## AIM OF THE EXERCISE
Every record here should be printed again exactly.

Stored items

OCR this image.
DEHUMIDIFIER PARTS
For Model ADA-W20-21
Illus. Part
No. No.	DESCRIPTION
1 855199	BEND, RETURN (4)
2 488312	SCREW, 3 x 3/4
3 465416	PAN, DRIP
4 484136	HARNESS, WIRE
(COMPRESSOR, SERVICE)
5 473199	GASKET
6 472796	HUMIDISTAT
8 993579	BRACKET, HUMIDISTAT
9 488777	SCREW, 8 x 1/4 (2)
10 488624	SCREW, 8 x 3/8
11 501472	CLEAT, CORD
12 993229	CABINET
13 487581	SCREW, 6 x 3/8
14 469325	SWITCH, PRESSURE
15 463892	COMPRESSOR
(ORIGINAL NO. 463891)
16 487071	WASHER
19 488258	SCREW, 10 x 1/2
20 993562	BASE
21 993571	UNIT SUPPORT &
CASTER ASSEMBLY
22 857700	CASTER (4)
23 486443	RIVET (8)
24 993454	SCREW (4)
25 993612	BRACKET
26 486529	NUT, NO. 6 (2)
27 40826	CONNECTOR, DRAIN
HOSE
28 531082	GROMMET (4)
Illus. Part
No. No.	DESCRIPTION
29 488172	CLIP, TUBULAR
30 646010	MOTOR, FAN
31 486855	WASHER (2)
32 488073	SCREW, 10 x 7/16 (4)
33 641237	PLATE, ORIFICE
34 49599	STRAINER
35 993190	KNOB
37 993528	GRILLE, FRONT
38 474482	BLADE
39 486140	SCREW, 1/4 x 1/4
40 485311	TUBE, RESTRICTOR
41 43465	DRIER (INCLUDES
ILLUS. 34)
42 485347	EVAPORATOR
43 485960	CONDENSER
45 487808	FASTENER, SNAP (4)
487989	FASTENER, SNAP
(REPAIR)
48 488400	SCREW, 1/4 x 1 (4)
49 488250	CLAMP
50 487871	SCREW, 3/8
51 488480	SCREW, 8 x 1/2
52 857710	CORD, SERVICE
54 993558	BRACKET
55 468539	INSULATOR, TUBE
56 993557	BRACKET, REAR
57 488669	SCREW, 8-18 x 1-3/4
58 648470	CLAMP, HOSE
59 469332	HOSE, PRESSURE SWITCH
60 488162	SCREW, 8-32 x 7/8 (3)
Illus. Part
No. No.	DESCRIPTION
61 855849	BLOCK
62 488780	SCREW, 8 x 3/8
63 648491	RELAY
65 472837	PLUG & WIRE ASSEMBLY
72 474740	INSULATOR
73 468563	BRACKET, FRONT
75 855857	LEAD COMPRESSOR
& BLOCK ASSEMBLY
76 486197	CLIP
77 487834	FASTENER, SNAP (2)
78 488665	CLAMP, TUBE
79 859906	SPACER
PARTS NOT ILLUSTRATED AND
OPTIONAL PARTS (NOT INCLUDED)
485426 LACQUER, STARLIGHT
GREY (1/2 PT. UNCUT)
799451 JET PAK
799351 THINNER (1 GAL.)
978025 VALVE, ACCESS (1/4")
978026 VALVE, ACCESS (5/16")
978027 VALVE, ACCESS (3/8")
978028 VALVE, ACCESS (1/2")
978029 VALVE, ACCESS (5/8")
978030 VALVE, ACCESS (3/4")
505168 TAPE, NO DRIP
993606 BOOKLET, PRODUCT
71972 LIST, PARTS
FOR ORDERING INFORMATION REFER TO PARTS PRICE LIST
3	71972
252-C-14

## RESPONSE TO THIS EXERCISE
OCR this image.
DEHUMIDIFIER PARTS
For Model ADA-W20-21
Illus. Part
No. No.	DESCRIPTION
1 855199	BEND, RETURN (4)
2 488312	SCREW, 3 x 3/4
3 465416	PAN, DRIP
4 484136	HARNESS, WIRE
(COMPRESSOR, SERVICE)
5 473199	GASKET
6 472796	HUMIDISTAT
8 993579	BRACKET, HUMIDISTAT
9 488777	SCREW, 8 x 1/4 (2)
10 488624	SCREW, 8 x 3/8
11 501472	CLEAT, CORD
12 993229	CABINET
13 487581	SCREW, 6 x 3/8
14 469325	SWITCH, PRESSURE
15 463892	COMPRESSOR
(ORIGINAL NO. 463891)
16 487071	WASHER
19 488258	SCREW, 10 x 1/2
20 993562	BASE
21 993571	UNIT SUPPORT &
CASTER ASSEMBLY
22 857700	CASTER (4)
23 486443	RIVET (8)
24 993454	SCREW (4)
25 993612	BRACKET
26 486529	NUT, NO. 6 (2)
27 40826	CONNECTOR, DRAIN
HOSE
28 531082	GROMMET (4)
Illus. Part
No. No.	DESCRIPTION
29 488172	CLIP, TUBULAR
30 646010	MOTOR, FAN
31 486855	WASHER (2)
32 488073	SCREW, 10 x 7/16 (4)
33 641237	PLATE, ORIFICE
34 49599	STRAINER
35 993190	KNOB
37 993528	GRILLE, FRONT
38 474482	BLADE
39 486140	SCREW, 1/4 x 1/4
40 485311	TUBE, RESTRICTOR
41 43465	DRIER (INCLUDES
ILLUS. 34)
42 485347	EVAPORATOR
43 485960	CONDENSER
45 487808	FASTENER, SNAP (4)
487989	FASTENER, SNAP
(REPAIR)
48 488400	SCREW, 1/4 x 1 (4)
49 488250	CLAMP
50 487871	SCREW, 3/8
51 488480	SCREW, 8 x 1/2
52 857710	CORD, SERVICE
54 993558	BRACKET
55 468539	INSULATOR, TUBE
56 993557	BRACKET, REAR
57 488669	SCREW, 8-18 x 1-3/4
58 648470	CLAMP, HOSE
59 469332	HOSE, PRESSURE SWITCH
60 488162	SCREW, 8-32 x 7/8 (3)
Illus. Part
No. No.	DESCRIPTION
61 855849	BLOCK
62 488780	SCREW, 8 x 3/8
63 648491	RELAY
65 472837	PLUG & WIRE ASSEMBLY
72 474740	INSULATOR
73 468563	BRACKET, FRONT
75 855857	LEAD COMPRESSOR
& BLOCK ASSEMBLY
76 486197	CLIP
77 487834	FASTENER, SNAP (2)
78 488665	CLAMP, TUBE
79 859906	SPACER
PARTS NOT ILLUSTRATED AND
OPTIONAL PARTS (NOT INCLUDED)
485426 LACQUER, STARLIGHT
GREY (1/2 PT. UNCUT)
799451 JET PAK
799351 THINNER (1 GAL.)
978025 VALVE, ACCESS (1/4")
978026 VALVE, ACCESS (5/16")
978027 VALVE, ACCESS (3/8")
978028 VALVE, ACCESS (1/2")
978029 VALVE, ACCESS (5/8")
978030 VALVE, ACCESS (3/4")
505168 TAPE, NO DRIP
993606 BOOKLET, PRODUCT
71972 LIST, PARTS
FOR ORDERING INFORMATION REFER TO PARTS PRICE LIST
3	71972
252-C-14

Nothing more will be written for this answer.